(Records that describe figures)
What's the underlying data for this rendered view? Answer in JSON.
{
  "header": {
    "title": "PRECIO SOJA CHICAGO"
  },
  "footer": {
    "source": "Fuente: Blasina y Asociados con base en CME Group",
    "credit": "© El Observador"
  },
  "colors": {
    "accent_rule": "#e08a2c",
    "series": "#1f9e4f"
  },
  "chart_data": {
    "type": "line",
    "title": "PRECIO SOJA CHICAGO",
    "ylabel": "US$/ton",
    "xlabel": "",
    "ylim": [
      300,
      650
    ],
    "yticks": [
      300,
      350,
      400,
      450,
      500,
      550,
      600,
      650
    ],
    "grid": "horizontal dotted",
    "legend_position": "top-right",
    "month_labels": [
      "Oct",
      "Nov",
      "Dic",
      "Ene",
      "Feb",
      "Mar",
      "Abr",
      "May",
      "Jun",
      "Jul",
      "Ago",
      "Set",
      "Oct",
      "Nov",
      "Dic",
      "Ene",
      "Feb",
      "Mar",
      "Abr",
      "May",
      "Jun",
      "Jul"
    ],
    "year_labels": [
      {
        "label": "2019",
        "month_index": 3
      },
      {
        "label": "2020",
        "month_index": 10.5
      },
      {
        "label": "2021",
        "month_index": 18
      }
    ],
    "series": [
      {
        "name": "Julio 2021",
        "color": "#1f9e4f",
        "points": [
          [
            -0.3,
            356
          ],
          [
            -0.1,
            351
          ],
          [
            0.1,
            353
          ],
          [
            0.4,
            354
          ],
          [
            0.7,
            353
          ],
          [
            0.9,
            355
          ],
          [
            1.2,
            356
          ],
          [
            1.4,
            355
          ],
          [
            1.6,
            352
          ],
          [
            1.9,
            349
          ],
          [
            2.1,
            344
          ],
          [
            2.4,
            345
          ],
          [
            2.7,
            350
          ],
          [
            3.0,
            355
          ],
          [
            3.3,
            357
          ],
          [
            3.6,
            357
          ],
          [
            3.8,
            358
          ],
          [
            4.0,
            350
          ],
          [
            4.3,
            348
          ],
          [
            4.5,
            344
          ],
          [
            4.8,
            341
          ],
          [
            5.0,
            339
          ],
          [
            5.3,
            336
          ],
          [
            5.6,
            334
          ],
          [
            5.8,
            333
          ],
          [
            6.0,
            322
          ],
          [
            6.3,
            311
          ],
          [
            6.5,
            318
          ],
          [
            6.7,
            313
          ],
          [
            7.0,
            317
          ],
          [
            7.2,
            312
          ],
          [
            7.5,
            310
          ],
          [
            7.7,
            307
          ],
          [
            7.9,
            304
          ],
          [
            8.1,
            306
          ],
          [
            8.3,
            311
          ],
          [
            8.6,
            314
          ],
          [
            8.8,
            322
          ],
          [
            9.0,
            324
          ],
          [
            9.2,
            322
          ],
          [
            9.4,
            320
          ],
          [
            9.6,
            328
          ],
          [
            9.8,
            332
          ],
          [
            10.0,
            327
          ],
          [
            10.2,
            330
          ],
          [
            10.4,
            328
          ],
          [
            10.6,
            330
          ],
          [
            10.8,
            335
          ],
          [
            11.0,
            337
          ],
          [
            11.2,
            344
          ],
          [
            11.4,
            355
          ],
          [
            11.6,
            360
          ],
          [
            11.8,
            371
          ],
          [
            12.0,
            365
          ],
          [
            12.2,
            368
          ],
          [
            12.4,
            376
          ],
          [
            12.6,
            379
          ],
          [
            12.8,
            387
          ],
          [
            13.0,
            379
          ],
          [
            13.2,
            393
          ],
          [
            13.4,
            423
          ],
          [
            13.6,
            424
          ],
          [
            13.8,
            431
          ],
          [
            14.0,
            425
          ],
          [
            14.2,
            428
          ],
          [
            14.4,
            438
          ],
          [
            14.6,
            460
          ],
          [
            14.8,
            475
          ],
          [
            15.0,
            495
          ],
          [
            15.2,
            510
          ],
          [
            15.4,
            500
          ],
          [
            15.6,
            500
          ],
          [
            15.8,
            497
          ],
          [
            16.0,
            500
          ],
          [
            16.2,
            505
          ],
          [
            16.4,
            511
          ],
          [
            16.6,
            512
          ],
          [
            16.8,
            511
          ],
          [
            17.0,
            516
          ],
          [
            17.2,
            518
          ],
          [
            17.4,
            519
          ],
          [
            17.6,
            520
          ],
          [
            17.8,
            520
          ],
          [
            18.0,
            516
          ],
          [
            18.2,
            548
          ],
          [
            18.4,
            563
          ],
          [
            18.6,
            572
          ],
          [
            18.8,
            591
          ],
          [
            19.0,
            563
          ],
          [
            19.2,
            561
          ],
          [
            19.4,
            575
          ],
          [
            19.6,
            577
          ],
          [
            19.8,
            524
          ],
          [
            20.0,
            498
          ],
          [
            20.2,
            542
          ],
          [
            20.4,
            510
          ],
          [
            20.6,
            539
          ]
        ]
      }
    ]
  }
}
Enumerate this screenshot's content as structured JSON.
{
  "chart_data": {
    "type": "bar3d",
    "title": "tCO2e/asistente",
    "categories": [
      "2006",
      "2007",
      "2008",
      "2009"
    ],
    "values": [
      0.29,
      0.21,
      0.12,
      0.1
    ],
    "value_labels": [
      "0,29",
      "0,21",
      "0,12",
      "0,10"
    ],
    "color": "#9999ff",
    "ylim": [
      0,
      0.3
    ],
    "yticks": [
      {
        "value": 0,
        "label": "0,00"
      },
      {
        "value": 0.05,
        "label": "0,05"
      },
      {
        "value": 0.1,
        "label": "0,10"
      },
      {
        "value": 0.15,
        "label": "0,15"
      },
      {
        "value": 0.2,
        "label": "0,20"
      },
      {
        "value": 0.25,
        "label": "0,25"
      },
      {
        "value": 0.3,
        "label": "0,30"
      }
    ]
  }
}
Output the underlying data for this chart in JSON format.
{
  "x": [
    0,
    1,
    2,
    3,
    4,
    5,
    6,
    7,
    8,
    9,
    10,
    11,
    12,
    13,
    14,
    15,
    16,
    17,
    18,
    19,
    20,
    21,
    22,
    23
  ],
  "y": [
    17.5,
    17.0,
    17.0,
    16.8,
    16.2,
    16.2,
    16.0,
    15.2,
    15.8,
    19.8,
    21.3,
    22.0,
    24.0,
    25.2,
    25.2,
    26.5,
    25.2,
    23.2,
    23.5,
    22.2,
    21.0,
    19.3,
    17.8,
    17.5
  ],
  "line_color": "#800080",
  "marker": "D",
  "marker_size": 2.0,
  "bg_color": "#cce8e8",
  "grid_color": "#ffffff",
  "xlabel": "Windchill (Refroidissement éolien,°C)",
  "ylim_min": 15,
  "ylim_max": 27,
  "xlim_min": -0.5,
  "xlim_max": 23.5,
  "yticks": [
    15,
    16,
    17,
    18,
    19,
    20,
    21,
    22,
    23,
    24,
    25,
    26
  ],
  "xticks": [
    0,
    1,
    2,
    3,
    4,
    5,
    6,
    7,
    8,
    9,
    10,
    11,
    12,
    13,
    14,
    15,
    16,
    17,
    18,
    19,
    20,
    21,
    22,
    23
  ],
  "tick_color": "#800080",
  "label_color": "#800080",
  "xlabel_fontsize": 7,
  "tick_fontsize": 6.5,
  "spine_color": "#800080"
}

= Stated goal =
Search the listing above for the string "this". Copy every line that contains it.

= Answer for the task =
What's the underlying data for this rendered view? Answer in JSON.
Enumerate this screenshot's content as structured JSON.
Output the underlying data for this chart in JSON format.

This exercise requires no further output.